### [What this task involves]
Find every line of the listing below where "JSON" appears, and copy it.

### [Supplied records]
— Start —
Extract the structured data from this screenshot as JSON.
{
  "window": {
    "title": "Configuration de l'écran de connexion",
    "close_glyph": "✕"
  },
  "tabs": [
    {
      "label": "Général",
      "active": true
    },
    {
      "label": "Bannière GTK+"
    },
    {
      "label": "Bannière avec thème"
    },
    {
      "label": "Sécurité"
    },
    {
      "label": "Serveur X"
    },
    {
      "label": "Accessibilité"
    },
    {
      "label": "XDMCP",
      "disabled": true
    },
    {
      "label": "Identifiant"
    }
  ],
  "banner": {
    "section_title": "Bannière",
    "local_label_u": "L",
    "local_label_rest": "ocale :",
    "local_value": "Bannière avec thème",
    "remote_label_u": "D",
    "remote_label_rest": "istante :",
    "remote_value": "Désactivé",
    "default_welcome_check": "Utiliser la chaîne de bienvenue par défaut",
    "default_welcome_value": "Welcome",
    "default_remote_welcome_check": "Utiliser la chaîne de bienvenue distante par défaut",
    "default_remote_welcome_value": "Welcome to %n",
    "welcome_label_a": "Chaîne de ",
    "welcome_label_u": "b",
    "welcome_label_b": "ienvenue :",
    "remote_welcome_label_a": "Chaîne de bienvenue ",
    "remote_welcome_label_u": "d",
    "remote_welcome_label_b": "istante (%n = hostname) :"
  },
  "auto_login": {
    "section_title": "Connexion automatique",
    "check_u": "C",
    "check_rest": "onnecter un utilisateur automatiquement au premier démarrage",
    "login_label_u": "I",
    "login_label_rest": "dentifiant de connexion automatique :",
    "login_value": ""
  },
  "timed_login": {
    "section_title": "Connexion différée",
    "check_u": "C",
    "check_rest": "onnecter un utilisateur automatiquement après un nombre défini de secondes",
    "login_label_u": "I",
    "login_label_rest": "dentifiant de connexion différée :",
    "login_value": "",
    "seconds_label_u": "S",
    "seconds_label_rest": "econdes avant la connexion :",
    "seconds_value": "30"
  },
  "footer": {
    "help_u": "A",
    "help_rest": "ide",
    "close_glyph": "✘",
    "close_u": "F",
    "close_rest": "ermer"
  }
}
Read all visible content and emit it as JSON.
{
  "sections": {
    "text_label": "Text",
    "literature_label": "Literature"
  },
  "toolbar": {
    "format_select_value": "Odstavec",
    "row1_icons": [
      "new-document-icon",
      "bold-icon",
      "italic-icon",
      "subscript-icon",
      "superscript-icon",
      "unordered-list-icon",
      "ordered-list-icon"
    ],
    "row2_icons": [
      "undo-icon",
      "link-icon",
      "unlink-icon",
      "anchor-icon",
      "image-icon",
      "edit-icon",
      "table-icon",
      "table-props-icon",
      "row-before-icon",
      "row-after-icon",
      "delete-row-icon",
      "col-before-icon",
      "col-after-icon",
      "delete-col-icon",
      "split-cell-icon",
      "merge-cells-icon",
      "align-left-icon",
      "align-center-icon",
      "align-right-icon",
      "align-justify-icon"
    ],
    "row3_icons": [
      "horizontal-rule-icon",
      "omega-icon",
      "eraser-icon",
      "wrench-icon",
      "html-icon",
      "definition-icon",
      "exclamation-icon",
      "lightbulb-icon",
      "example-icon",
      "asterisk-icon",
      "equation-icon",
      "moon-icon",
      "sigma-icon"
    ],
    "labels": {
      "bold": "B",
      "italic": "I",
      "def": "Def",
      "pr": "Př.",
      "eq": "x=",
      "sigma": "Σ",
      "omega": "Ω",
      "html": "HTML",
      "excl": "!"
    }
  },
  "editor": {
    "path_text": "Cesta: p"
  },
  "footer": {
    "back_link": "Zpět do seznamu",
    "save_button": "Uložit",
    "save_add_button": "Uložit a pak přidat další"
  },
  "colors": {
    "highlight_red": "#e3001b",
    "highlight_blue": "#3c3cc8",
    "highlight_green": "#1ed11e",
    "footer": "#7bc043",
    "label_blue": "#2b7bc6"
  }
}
— End —
### [Output below]
Extract the structured data from this screenshot as JSON.
Read all visible content and emit it as JSON.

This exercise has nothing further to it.